* _REQUIREMENT_: Return, exactly as it appears in the mediation text below, the passage starting with "7. Understand the" and going on through "to overcome them.".

* _PAGE EXTRACT_:
=== Begin Enclosure ===

This sometimes means you have to be willing to compromise, which can be necessary to reach a resolution that is acceptable to both parties. Ultimately, in mediation you’re looking to find an outcome that satisfies both parties, being flexible is a great way to do this.
7. Understand the mediator's role
Understanding the role of the mediator is important for a successful mediation process. The mediator is a neutral third party who is trained to facilitate communication and negotiation between the parties. They do not take sides or make decisions for the parties, but rather create a safe and structured environment for the parties to express their needs, concerns, and interests.
By understanding the mediator's role, you’ll have realistic expectations of what the mediator can do, for example you shouldn’t expect your mediator to take a side, or make a decision for you.
However, the mediator can help to identify any underlying issues or roadblocks that are stopping the resolution, and provide guidance and tools to overcome them.
It's also important to understand that the mediator's role is not only to help the parties reach an agreement, but also to ensure that the process is fair, respectful, and confidential.
8. Ensure the decision makers are present
It is important to ensure that the decision makers are present during mediation because they are the individuals who have the authority to make plans and approve any solutions proposed. If one party does not attend mediation, the mediation process unfortunately cannot proceed.

=== End Enclosure ===

* _RECORDS SUPPLIED_:
=== Begin Enclosure ===

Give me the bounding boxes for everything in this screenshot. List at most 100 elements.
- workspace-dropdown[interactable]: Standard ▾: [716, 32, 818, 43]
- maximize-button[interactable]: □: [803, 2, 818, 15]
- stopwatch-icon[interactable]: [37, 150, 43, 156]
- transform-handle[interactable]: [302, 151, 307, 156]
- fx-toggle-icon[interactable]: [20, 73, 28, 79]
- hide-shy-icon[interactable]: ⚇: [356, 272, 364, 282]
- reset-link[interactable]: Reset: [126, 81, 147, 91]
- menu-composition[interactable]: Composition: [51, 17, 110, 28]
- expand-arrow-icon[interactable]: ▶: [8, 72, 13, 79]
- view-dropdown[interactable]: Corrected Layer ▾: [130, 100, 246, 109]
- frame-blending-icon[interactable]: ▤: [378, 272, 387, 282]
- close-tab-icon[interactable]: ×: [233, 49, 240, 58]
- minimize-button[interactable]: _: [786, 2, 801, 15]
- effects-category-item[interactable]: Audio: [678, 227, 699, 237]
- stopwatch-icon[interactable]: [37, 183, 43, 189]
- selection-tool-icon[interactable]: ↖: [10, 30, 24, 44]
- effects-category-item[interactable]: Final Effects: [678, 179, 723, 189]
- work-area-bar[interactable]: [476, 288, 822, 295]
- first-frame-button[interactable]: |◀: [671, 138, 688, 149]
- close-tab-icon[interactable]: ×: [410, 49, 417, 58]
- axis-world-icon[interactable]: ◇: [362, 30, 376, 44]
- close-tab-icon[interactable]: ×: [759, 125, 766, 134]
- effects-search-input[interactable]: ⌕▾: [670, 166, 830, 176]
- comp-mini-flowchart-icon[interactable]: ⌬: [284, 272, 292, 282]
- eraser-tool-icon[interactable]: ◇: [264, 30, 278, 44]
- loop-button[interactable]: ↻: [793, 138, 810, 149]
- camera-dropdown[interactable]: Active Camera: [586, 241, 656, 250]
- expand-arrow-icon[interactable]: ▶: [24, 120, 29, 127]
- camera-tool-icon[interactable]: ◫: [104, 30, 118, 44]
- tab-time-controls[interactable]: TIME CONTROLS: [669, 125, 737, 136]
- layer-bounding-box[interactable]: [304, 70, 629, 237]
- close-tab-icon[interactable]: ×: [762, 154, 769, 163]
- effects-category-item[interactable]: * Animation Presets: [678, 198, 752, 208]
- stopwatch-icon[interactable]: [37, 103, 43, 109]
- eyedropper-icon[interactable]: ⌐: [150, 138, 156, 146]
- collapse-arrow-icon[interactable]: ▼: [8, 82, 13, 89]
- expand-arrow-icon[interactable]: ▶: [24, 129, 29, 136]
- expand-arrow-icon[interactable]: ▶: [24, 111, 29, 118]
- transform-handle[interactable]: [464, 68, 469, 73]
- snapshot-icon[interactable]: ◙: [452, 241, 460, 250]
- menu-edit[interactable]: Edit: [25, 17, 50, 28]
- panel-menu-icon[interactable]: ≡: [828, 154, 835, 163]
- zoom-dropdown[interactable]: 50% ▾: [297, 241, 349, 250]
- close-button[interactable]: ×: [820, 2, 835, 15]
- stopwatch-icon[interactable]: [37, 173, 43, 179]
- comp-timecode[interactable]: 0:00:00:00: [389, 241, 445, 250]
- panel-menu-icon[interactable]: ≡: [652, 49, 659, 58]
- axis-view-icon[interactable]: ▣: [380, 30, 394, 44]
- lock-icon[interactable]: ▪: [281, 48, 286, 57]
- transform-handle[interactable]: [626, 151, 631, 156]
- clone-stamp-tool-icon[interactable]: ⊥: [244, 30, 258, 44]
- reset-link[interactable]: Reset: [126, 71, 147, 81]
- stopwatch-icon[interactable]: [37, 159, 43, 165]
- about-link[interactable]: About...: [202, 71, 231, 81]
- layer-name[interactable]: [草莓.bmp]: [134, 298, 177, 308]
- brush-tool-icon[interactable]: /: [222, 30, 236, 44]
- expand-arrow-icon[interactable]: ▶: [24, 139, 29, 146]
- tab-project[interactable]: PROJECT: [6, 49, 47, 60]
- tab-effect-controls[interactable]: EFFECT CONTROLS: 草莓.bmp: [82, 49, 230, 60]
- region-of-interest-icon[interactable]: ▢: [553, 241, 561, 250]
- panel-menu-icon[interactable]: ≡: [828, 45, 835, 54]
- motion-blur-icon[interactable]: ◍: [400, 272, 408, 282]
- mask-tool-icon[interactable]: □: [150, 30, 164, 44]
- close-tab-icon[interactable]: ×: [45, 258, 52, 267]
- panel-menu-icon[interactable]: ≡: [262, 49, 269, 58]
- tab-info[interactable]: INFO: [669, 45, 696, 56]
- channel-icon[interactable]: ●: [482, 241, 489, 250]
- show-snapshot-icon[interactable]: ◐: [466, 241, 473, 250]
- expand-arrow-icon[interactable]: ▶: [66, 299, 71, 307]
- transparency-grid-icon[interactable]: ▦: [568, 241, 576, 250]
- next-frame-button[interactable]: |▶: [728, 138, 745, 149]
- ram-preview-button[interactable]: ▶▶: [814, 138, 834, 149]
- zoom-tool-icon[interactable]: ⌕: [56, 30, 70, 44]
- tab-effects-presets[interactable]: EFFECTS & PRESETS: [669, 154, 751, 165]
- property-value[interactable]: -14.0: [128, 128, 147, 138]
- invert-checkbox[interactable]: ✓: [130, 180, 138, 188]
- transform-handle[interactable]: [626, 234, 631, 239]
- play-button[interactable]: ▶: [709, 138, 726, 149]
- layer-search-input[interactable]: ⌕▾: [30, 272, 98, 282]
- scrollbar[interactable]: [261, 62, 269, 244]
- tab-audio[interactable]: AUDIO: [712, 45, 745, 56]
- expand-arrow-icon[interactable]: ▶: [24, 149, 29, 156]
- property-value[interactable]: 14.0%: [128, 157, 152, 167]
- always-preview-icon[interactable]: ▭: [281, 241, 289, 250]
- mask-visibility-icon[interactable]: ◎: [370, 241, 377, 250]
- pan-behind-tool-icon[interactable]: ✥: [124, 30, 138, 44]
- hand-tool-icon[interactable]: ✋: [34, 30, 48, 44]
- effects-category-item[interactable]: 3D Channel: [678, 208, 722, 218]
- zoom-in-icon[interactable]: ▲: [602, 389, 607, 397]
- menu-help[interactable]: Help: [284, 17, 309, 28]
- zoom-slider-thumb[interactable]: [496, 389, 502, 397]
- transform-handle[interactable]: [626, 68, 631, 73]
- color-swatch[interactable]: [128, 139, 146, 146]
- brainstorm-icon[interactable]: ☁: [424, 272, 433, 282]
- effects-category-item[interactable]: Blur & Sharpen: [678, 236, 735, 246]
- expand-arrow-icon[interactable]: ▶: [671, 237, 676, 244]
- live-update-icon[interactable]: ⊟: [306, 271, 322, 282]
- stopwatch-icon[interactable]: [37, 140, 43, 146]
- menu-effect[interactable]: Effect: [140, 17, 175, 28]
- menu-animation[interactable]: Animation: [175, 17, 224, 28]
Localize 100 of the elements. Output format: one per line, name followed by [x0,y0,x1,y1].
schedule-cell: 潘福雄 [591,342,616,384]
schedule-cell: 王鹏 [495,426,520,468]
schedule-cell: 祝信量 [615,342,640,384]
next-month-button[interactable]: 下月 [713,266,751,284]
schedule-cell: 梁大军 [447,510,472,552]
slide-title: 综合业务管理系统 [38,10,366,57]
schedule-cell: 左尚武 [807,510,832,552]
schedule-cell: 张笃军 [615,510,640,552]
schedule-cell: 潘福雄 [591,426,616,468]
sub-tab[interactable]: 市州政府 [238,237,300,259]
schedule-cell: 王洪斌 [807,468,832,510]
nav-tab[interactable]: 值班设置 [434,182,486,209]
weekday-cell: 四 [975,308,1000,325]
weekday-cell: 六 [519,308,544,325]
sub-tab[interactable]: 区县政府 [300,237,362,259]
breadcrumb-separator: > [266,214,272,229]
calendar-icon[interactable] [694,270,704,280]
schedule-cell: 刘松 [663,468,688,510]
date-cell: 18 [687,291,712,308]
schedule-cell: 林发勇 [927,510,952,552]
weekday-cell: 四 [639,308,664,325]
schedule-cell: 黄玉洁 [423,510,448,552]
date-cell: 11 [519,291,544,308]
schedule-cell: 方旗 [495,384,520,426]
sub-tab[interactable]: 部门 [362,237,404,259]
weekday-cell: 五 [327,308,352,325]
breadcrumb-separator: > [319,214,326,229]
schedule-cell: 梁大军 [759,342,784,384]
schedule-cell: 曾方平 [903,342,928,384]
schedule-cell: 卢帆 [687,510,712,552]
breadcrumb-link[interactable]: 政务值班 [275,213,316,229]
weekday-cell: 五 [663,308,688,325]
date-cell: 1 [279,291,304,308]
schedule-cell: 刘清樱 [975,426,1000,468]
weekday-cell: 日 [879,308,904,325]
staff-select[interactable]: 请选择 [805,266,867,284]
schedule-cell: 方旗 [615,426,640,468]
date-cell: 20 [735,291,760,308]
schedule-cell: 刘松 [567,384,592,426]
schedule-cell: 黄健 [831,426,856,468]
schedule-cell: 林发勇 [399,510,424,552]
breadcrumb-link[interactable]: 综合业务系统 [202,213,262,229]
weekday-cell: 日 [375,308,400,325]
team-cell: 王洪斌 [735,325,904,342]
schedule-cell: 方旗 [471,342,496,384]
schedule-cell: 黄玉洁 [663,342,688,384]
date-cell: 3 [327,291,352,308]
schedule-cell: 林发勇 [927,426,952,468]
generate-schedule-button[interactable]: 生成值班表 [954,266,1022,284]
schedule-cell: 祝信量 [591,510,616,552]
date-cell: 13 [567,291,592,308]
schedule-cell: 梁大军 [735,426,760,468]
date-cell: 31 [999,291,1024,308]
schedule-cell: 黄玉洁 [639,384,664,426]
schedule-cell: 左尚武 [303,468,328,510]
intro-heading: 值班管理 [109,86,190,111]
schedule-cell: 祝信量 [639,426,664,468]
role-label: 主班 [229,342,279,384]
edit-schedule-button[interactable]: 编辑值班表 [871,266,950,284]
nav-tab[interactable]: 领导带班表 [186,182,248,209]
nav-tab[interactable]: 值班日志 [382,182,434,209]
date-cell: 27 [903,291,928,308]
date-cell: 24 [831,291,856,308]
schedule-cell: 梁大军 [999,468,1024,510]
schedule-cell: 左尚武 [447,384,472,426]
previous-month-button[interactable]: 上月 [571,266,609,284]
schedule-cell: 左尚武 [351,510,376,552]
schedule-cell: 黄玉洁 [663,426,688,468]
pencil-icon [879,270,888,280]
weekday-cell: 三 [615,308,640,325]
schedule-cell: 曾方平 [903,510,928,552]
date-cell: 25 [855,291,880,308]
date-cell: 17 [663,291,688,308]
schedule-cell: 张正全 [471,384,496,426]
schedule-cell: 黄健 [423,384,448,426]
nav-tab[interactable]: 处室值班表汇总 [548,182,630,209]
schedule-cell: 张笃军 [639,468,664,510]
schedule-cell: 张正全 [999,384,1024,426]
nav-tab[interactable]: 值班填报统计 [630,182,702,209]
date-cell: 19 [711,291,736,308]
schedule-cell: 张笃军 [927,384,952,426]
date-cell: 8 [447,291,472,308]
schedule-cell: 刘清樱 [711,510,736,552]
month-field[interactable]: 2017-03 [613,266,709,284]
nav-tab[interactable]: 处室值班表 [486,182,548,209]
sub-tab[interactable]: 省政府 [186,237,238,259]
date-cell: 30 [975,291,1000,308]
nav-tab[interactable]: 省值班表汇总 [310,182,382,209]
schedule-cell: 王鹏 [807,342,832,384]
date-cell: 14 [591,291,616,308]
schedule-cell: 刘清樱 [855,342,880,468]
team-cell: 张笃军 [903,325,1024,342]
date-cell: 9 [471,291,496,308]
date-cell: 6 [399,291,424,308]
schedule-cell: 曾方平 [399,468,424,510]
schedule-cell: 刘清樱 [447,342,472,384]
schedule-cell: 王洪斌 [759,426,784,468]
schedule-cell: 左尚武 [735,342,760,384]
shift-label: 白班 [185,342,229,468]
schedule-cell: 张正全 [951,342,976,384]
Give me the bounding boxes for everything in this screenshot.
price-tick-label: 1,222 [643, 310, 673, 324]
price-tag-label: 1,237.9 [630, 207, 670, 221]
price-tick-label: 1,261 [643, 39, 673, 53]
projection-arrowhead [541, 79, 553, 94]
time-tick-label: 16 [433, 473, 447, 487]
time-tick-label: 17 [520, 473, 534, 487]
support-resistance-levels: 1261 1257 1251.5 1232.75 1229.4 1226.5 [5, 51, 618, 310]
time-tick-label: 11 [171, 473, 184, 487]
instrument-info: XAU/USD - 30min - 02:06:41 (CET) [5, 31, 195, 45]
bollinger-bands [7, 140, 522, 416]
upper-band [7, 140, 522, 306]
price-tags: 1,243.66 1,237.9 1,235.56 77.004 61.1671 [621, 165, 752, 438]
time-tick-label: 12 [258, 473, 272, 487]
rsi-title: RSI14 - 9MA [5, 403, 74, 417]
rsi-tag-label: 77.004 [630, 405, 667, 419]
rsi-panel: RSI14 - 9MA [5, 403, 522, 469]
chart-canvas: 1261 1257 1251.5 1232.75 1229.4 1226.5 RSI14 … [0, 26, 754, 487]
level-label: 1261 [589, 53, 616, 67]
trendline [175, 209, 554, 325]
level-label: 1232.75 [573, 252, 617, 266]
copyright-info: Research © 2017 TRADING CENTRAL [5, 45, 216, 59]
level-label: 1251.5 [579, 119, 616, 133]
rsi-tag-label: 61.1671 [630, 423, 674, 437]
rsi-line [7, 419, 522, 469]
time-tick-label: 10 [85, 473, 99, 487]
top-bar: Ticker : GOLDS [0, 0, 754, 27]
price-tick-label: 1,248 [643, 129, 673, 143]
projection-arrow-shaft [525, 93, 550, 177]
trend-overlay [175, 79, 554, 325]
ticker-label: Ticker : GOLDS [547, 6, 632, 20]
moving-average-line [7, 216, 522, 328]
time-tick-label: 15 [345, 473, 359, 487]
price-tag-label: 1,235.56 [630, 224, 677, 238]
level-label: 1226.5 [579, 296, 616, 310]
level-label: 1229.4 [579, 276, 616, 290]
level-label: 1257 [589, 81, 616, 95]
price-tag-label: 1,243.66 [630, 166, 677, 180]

=== End Enclosure ===

* _SOLUTION TO THIS TASK_:
7. Understand the mediator's role
Understanding the role of the mediator is important for a successful mediation process. The mediator is a neutral third party who is trained to facilitate communication and negotiation between the parties. They do not take sides or make decisions for the parties, but rather create a safe and structured environment for the parties to express their needs, concerns, and interests.
By understanding the mediator's role, you’ll have realistic expectations of what the mediator can do, for example you shouldn’t expect your mediator to take a side, or make a decision for you.
However, the mediator can help to identify any underlying issues or roadblocks that are stopping the resolution, and provide guidance and tools to overcome them.